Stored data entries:
# # # # # # #

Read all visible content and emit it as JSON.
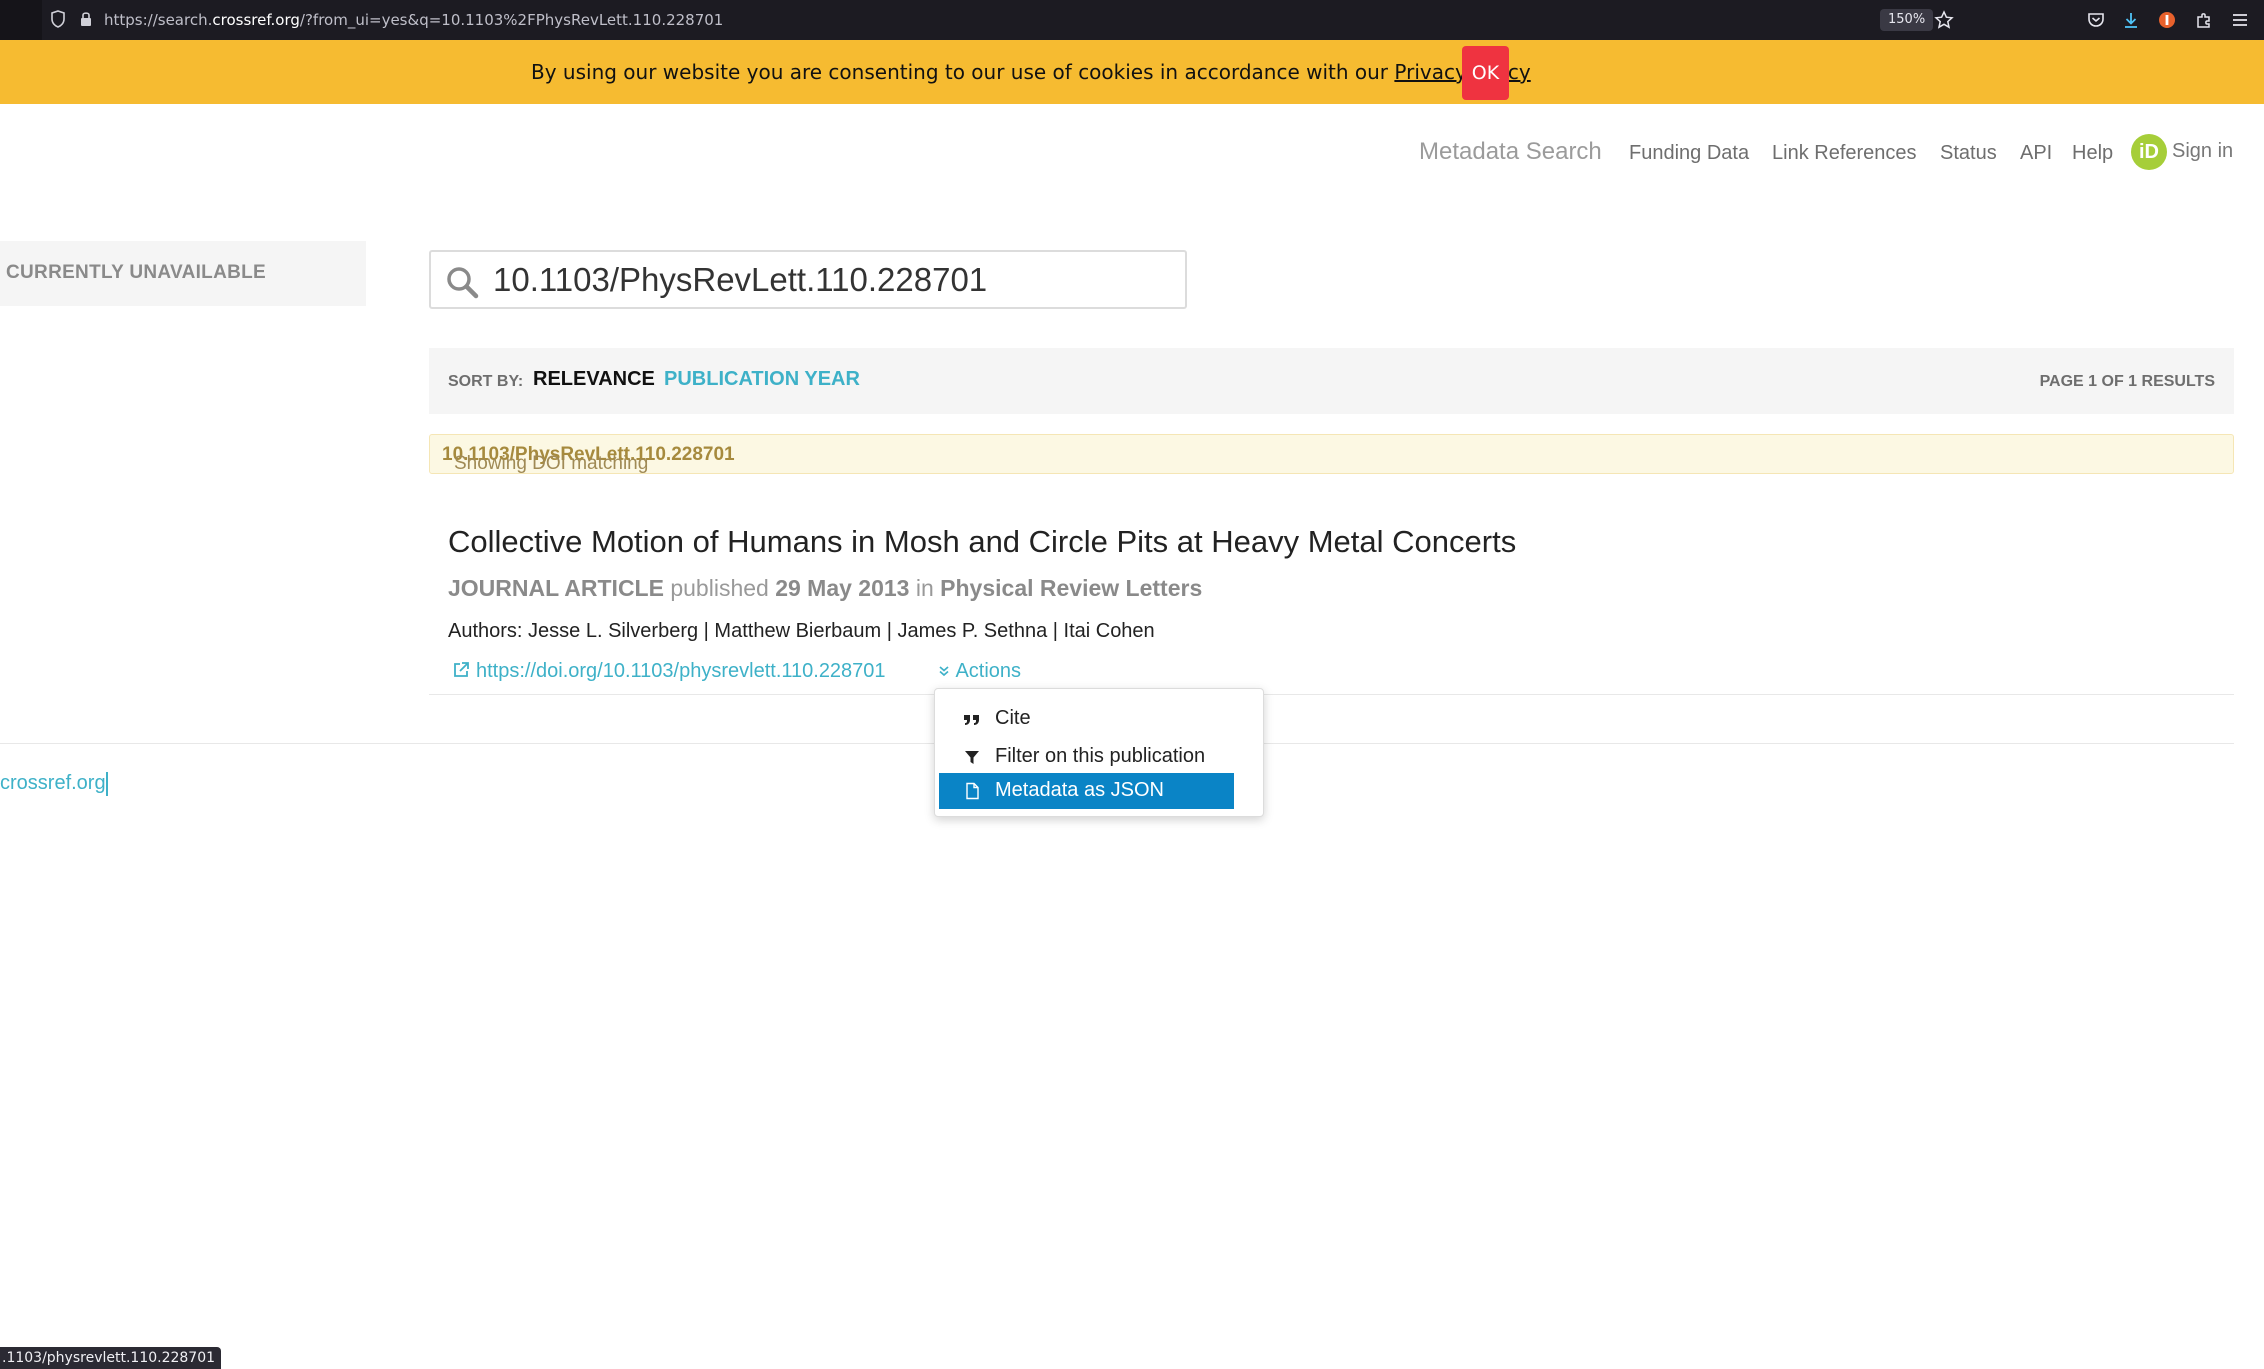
{
  "browser": {
    "url_prefix": "https://search.",
    "url_host": "crossref.org",
    "url_rest": "/?from_ui=yes&q=10.1103%2FPhysRevLett.110.228701",
    "zoom": "150%"
  },
  "cookie_banner": {
    "text": "By using our website you are consenting to our use of cookies in accordance with our ",
    "link": "Privacy Policy",
    "ok_label": "OK"
  },
  "nav": {
    "active": "Metadata Search",
    "items": [
      "Funding Data",
      "Link References",
      "Status",
      "API",
      "Help"
    ],
    "orcid": "iD",
    "sign_in": "Sign in"
  },
  "side_panel": {
    "label": "CURRENTLY UNAVAILABLE"
  },
  "search": {
    "value": "10.1103/PhysRevLett.110.228701"
  },
  "sort": {
    "label": "SORT BY:",
    "relevance": "RELEVANCE",
    "year": "PUBLICATION YEAR",
    "page_info": "PAGE 1 OF 1 RESULTS"
  },
  "notice": {
    "prefix": "Showing DOI matching ",
    "doi": "10.1103/PhysRevLett.110.228701"
  },
  "result": {
    "title": "Collective Motion of Humans in Mosh and Circle Pits at Heavy Metal Concerts",
    "type": "JOURNAL ARTICLE",
    "published_word": "published",
    "date": "29 May 2013",
    "in_word": "in",
    "journal": "Physical Review Letters",
    "authors": "Authors: Jesse L. Silverberg | Matthew Bierbaum | James P. Sethna | Itai Cohen",
    "doi_link": "https://doi.org/10.1103/physrevlett.110.228701",
    "actions": "Actions"
  },
  "actions_menu": {
    "items": [
      "Cite",
      "Filter on this publication",
      "Metadata as JSON"
    ],
    "selected": "Metadata as JSON"
  },
  "footer": {
    "link": "crossref.org"
  },
  "status_bar": {
    "text": ".1103/physrevlett.110.228701"
  },
  "colors": {
    "cookie_banner": "#f6bb31",
    "ok_button": "#ef3340",
    "link": "#3eb1c8",
    "menu_selected": "#0a84c6",
    "orcid": "#a6ce39"
  }
}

# # # # # # #

Reproduce each line holding the word "text".

Result for this exercise:
    "text": "By using our website you are consenting to our use of cookies in accordance with our ",
    "text": ".1103/physrevlett.110.228701"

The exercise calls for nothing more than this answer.